Dataset listings of figures
========

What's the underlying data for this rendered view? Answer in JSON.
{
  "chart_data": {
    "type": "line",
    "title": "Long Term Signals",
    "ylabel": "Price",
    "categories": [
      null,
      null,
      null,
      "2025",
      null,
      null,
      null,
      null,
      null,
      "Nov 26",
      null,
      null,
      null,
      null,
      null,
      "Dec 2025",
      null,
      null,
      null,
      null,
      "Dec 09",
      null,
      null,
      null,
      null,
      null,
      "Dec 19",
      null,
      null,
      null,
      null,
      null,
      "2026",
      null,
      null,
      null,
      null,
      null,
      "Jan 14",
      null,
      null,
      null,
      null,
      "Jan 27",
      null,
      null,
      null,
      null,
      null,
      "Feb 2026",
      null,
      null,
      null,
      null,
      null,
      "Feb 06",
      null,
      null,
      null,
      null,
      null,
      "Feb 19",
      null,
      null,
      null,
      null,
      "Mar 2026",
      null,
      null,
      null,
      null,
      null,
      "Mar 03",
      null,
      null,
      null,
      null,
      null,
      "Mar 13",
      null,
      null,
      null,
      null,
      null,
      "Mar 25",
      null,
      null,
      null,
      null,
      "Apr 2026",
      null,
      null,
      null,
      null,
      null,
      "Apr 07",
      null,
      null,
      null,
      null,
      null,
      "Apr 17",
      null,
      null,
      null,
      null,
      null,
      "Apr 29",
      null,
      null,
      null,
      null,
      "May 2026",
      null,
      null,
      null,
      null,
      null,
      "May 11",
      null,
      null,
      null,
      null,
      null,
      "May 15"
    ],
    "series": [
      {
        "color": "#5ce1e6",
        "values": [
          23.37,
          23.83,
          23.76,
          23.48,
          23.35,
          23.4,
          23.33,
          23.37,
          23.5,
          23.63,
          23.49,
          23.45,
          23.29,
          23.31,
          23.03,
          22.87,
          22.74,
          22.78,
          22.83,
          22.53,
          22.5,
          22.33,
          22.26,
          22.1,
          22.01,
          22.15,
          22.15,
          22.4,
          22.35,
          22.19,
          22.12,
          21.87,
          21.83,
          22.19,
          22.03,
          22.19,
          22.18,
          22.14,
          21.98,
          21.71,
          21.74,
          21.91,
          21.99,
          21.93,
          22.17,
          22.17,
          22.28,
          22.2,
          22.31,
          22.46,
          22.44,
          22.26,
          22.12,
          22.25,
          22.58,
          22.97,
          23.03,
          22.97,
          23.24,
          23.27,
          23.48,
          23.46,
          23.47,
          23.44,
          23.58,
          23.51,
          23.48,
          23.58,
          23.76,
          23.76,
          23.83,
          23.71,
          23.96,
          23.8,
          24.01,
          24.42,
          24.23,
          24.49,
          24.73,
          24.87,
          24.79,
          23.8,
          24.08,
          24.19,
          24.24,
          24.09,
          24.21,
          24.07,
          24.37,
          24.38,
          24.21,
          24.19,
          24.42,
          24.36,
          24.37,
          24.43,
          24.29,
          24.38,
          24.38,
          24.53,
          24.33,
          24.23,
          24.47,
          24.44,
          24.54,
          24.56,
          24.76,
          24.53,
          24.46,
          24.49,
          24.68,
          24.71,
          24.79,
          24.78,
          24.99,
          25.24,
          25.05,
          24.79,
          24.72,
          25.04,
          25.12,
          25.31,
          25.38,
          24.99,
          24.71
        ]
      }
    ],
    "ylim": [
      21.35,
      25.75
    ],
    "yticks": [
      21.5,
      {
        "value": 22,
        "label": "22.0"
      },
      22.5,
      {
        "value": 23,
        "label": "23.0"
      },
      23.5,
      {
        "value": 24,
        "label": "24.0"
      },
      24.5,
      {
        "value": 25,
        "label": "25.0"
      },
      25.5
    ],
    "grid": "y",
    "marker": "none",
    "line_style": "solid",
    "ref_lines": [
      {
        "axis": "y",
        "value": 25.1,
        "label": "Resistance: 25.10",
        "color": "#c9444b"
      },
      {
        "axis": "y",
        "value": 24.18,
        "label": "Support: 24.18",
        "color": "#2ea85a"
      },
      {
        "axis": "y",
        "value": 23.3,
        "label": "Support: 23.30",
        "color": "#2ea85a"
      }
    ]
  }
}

========

> [WHAT IS ASKED]: Look through the material above and work out how many of its lines contain "Support". State the number only.

> [TASK OUTPUT]: 2